Set down the material below word for word, excluding the pictures.

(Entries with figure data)

· · · · ·

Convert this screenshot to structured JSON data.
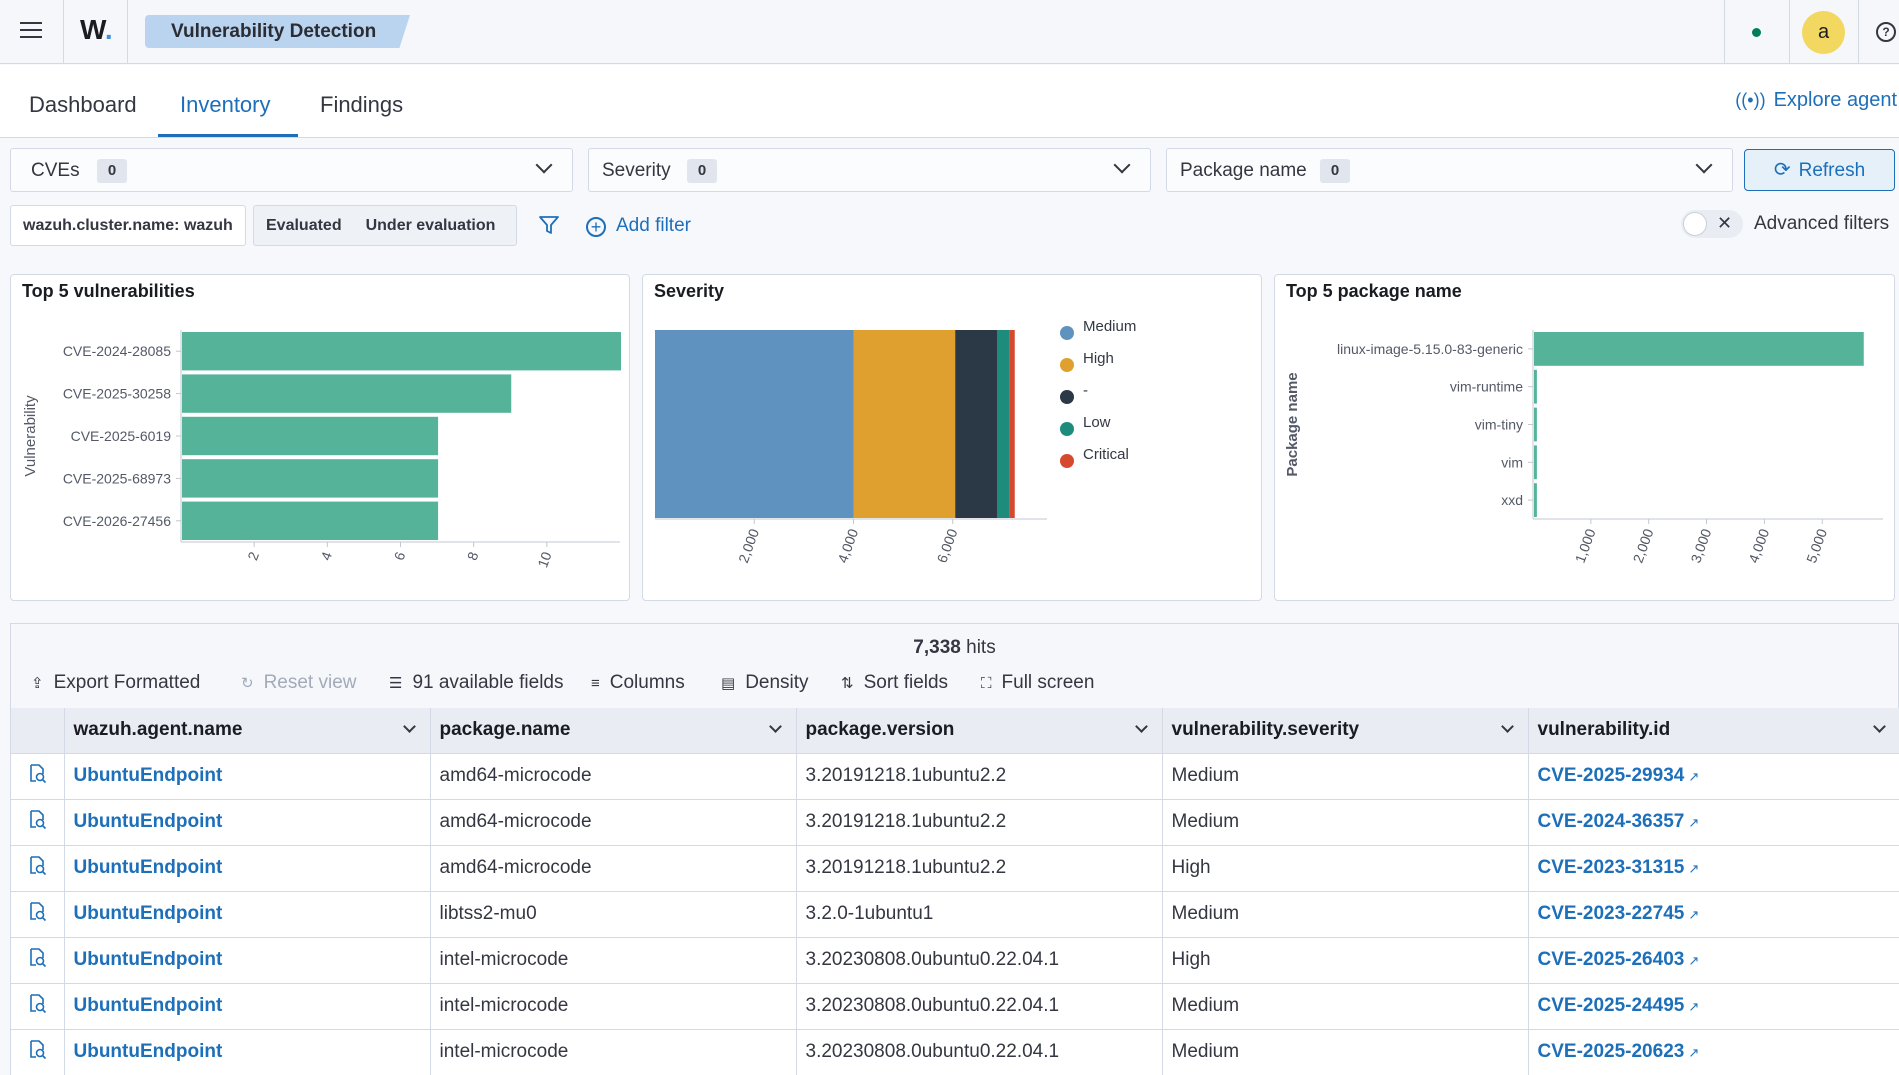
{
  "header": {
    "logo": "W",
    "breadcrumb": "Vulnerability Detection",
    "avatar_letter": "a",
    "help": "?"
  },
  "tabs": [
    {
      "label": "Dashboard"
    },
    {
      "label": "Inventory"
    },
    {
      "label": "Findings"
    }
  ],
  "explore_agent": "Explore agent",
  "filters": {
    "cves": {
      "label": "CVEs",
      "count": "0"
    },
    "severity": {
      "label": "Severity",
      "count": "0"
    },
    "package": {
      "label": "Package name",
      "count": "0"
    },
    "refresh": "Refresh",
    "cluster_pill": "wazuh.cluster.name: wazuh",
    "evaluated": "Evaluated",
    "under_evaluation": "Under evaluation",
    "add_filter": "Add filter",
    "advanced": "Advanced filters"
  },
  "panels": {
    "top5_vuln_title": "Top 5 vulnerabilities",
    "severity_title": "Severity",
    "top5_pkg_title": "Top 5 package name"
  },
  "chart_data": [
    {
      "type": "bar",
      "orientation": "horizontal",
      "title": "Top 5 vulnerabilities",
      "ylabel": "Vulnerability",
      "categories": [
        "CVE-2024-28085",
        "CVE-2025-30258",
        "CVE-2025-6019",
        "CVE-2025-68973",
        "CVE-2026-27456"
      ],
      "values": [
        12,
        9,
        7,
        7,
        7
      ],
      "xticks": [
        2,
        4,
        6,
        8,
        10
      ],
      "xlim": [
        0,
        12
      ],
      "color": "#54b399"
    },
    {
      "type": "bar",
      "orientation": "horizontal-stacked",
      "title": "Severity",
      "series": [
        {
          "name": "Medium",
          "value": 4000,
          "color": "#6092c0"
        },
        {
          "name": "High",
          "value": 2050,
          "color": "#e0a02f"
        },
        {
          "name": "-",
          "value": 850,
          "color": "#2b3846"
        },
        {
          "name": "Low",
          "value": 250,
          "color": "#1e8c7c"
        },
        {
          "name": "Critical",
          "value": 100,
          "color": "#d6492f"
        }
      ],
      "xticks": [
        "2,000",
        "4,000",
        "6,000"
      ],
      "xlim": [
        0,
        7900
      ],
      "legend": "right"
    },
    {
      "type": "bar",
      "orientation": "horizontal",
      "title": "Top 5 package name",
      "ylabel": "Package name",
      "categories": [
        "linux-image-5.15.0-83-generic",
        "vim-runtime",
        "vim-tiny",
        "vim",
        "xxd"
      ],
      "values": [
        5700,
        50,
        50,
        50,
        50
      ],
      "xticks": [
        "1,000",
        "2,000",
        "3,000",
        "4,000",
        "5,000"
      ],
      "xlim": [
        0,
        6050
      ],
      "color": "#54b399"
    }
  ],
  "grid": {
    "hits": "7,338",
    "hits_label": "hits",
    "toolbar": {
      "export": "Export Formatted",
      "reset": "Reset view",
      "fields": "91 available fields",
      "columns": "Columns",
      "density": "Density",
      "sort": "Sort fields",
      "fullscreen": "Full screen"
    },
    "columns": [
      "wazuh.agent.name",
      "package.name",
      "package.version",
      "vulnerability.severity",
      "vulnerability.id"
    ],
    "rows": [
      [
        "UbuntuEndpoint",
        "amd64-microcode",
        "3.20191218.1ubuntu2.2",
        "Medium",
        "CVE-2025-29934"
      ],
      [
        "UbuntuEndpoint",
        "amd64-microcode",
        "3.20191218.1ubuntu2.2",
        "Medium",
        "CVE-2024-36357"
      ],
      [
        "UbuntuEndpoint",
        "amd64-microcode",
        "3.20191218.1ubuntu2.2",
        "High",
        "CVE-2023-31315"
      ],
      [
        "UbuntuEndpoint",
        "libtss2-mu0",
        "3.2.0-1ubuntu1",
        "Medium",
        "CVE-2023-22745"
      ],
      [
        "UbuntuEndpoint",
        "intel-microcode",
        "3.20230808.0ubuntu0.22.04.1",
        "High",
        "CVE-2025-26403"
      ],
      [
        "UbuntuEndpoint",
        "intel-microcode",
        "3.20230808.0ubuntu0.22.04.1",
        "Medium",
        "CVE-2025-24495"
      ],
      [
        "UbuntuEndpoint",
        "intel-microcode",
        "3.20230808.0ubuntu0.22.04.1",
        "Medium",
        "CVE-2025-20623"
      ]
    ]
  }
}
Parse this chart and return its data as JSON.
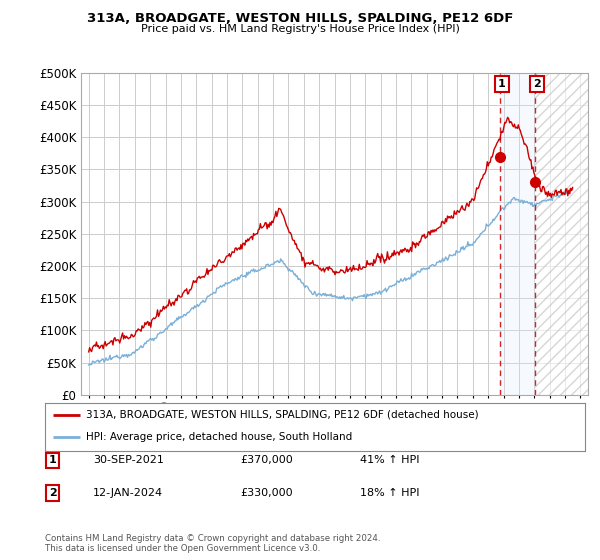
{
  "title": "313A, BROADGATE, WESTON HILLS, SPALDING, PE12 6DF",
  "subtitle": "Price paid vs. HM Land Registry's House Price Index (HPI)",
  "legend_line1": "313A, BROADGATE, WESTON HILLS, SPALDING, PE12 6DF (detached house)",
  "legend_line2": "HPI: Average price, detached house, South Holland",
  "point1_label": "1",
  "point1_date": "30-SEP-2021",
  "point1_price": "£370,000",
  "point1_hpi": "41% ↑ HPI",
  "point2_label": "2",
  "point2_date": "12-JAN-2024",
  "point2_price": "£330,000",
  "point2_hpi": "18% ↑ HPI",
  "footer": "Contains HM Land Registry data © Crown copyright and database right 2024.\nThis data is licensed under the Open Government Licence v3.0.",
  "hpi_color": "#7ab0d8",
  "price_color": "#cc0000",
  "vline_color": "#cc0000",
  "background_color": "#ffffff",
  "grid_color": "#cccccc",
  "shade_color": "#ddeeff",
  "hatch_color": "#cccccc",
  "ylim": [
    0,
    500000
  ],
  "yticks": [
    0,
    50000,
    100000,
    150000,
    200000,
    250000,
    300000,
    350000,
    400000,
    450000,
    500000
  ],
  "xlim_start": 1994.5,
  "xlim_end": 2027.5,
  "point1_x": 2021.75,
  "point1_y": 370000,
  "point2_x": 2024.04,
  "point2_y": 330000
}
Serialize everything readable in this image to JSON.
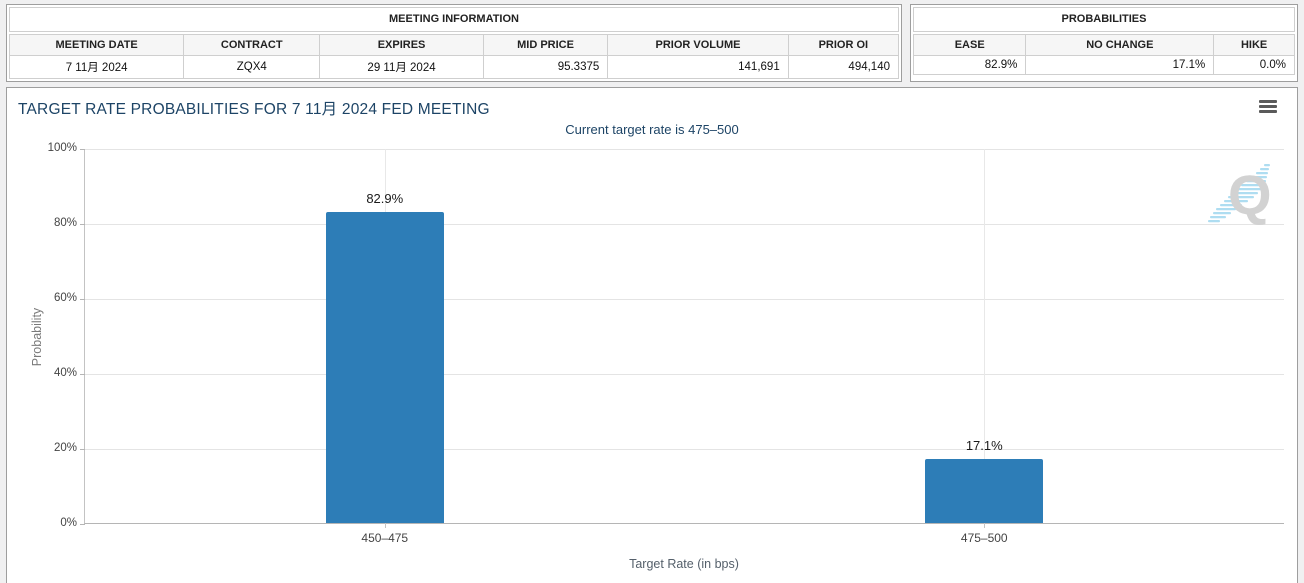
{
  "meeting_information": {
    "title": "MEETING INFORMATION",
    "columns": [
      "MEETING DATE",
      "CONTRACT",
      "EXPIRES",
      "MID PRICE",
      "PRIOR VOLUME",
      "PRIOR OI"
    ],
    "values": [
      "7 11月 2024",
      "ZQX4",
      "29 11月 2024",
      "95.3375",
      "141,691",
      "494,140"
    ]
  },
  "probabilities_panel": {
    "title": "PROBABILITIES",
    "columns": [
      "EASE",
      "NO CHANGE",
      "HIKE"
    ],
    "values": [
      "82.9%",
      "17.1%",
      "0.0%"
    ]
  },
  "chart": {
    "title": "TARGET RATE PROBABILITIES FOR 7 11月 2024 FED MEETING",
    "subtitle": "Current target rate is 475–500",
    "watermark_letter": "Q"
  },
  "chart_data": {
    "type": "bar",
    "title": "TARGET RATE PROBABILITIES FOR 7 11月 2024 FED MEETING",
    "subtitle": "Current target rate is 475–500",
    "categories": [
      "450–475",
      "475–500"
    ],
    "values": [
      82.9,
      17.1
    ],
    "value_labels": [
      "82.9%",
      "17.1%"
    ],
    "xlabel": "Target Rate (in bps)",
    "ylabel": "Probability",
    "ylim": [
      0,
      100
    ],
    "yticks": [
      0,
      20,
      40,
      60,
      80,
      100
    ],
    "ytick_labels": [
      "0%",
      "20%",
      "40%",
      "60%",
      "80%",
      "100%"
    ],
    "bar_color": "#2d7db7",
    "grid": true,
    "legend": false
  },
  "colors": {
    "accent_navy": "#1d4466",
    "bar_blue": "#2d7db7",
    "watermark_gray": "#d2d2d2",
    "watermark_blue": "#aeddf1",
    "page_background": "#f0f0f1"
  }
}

· · · · ·

§ **FINAL ANSWER**:
Convert this screenshot to structured JSON data.
{
  "header": {
    "logo": "W",
    "breadcrumb": "Vulnerability Detection",
    "avatar_letter": "a",
    "help": "?"
  },
  "tabs": [
    {
      "label": "Dashboard"
    },
    {
      "label": "Inventory"
    },
    {
      "label": "Findings"
    }
  ],
  "explore_agent": "Explore agent",
  "filters": {
    "cves": {
      "label": "CVEs",
      "count": "0"
    },
    "severity": {
      "label": "Severity",
      "count": "0"
    },
    "package": {
      "label": "Package name",
      "count": "0"
    },
    "refresh": "Refresh",
    "cluster_pill": "wazuh.cluster.name: wazuh",
    "evaluated": "Evaluated",
    "under_evaluation": "Under evaluation",
    "add_filter": "Add filter",
    "advanced": "Advanced filters"
  },
  "panels": {
    "top5_vuln_title": "Top 5 vulnerabilities",
    "severity_title": "Severity",
    "top5_pkg_title": "Top 5 package name"
  },
  "chart_data": [
    {
      "type": "bar",
      "orientation": "horizontal",
      "title": "Top 5 vulnerabilities",
      "ylabel": "Vulnerability",
      "categories": [
        "CVE-2024-28085",
        "CVE-2025-30258",
        "CVE-2025-6019",
        "CVE-2025-68973",
        "CVE-2026-27456"
      ],
      "values": [
        12,
        9,
        7,
        7,
        7
      ],
      "xticks": [
        2,
        4,
        6,
        8,
        10
      ],
      "xlim": [
        0,
        12
      ],
      "color": "#54b399"
    },
    {
      "type": "bar",
      "orientation": "horizontal-stacked",
      "title": "Severity",
      "series": [
        {
          "name": "Medium",
          "value": 4000,
          "color": "#6092c0"
        },
        {
          "name": "High",
          "value": 2050,
          "color": "#e0a02f"
        },
        {
          "name": "-",
          "value": 850,
          "color": "#2b3846"
        },
        {
          "name": "Low",
          "value": 250,
          "color": "#1e8c7c"
        },
        {
          "name": "Critical",
          "value": 100,
          "color": "#d6492f"
        }
      ],
      "xticks": [
        "2,000",
        "4,000",
        "6,000"
      ],
      "xlim": [
        0,
        7900
      ],
      "legend": "right"
    },
    {
      "type": "bar",
      "orientation": "horizontal",
      "title": "Top 5 package name",
      "ylabel": "Package name",
      "categories": [
        "linux-image-5.15.0-83-generic",
        "vim-runtime",
        "vim-tiny",
        "vim",
        "xxd"
      ],
      "values": [
        5700,
        50,
        50,
        50,
        50
      ],
      "xticks": [
        "1,000",
        "2,000",
        "3,000",
        "4,000",
        "5,000"
      ],
      "xlim": [
        0,
        6050
      ],
      "color": "#54b399"
    }
  ],
  "grid": {
    "hits": "7,338",
    "hits_label": "hits",
    "toolbar": {
      "export": "Export Formatted",
      "reset": "Reset view",
      "fields": "91 available fields",
      "columns": "Columns",
      "density": "Density",
      "sort": "Sort fields",
      "fullscreen": "Full screen"
    },
    "columns": [
      "wazuh.agent.name",
      "package.name",
      "package.version",
      "vulnerability.severity",
      "vulnerability.id"
    ],
    "rows": [
      [
        "UbuntuEndpoint",
        "amd64-microcode",
        "3.20191218.1ubuntu2.2",
        "Medium",
        "CVE-2025-29934"
      ],
      [
        "UbuntuEndpoint",
        "amd64-microcode",
        "3.20191218.1ubuntu2.2",
        "Medium",
        "CVE-2024-36357"
      ],
      [
        "UbuntuEndpoint",
        "amd64-microcode",
        "3.20191218.1ubuntu2.2",
        "High",
        "CVE-2023-31315"
      ],
      [
        "UbuntuEndpoint",
        "libtss2-mu0",
        "3.2.0-1ubuntu1",
        "Medium",
        "CVE-2023-22745"
      ],
      [
        "UbuntuEndpoint",
        "intel-microcode",
        "3.20230808.0ubuntu0.22.04.1",
        "High",
        "CVE-2025-26403"
      ],
      [
        "UbuntuEndpoint",
        "intel-microcode",
        "3.20230808.0ubuntu0.22.04.1",
        "Medium",
        "CVE-2025-24495"
      ],
      [
        "UbuntuEndpoint",
        "intel-microcode",
        "3.20230808.0ubuntu0.22.04.1",
        "Medium",
        "CVE-2025-20623"
      ]
    ]
  }
}
Parse this chart and return its data as JSON.
{
  "title": "313A, BROADGATE, WESTON HILLS, SPALDING, PE12 6DF",
  "subtitle": "Price paid vs. HM Land Registry's House Price Index (HPI)",
  "legend_line1": "313A, BROADGATE, WESTON HILLS, SPALDING, PE12 6DF (detached house)",
  "legend_line2": "HPI: Average price, detached house, South Holland",
  "point1_label": "1",
  "point1_date": "30-SEP-2021",
  "point1_price": "£370,000",
  "point1_hpi": "41% ↑ HPI",
  "point2_label": "2",
  "point2_date": "12-JAN-2024",
  "point2_price": "£330,000",
  "point2_hpi": "18% ↑ HPI",
  "footer": "Contains HM Land Registry data © Crown copyright and database right 2024.\nThis data is licensed under the Open Government Licence v3.0.",
  "hpi_color": "#7ab0d8",
  "price_color": "#cc0000",
  "vline_color": "#cc0000",
  "background_color": "#ffffff",
  "grid_color": "#cccccc",
  "shade_color": "#ddeeff",
  "hatch_color": "#cccccc",
  "ylim": [
    0,
    500000
  ],
  "yticks": [
    0,
    50000,
    100000,
    150000,
    200000,
    250000,
    300000,
    350000,
    400000,
    450000,
    500000
  ],
  "xlim_start": 1994.5,
  "xlim_end": 2027.5,
  "point1_x": 2021.75,
  "point1_y": 370000,
  "point2_x": 2024.04,
  "point2_y": 330000
}
Serialize everything readable in this image to JSON.
{
  "meeting_information": {
    "title": "MEETING INFORMATION",
    "columns": [
      "MEETING DATE",
      "CONTRACT",
      "EXPIRES",
      "MID PRICE",
      "PRIOR VOLUME",
      "PRIOR OI"
    ],
    "values": [
      "7 11月 2024",
      "ZQX4",
      "29 11月 2024",
      "95.3375",
      "141,691",
      "494,140"
    ]
  },
  "probabilities_panel": {
    "title": "PROBABILITIES",
    "columns": [
      "EASE",
      "NO CHANGE",
      "HIKE"
    ],
    "values": [
      "82.9%",
      "17.1%",
      "0.0%"
    ]
  },
  "chart": {
    "title": "TARGET RATE PROBABILITIES FOR 7 11月 2024 FED MEETING",
    "subtitle": "Current target rate is 475–500",
    "watermark_letter": "Q"
  },
  "chart_data": {
    "type": "bar",
    "title": "TARGET RATE PROBABILITIES FOR 7 11月 2024 FED MEETING",
    "subtitle": "Current target rate is 475–500",
    "categories": [
      "450–475",
      "475–500"
    ],
    "values": [
      82.9,
      17.1
    ],
    "value_labels": [
      "82.9%",
      "17.1%"
    ],
    "xlabel": "Target Rate (in bps)",
    "ylabel": "Probability",
    "ylim": [
      0,
      100
    ],
    "yticks": [
      0,
      20,
      40,
      60,
      80,
      100
    ],
    "ytick_labels": [
      "0%",
      "20%",
      "40%",
      "60%",
      "80%",
      "100%"
    ],
    "bar_color": "#2d7db7",
    "grid": true,
    "legend": false
  },
  "colors": {
    "accent_navy": "#1d4466",
    "bar_blue": "#2d7db7",
    "watermark_gray": "#d2d2d2",
    "watermark_blue": "#aeddf1",
    "page_background": "#f0f0f1"
  }
}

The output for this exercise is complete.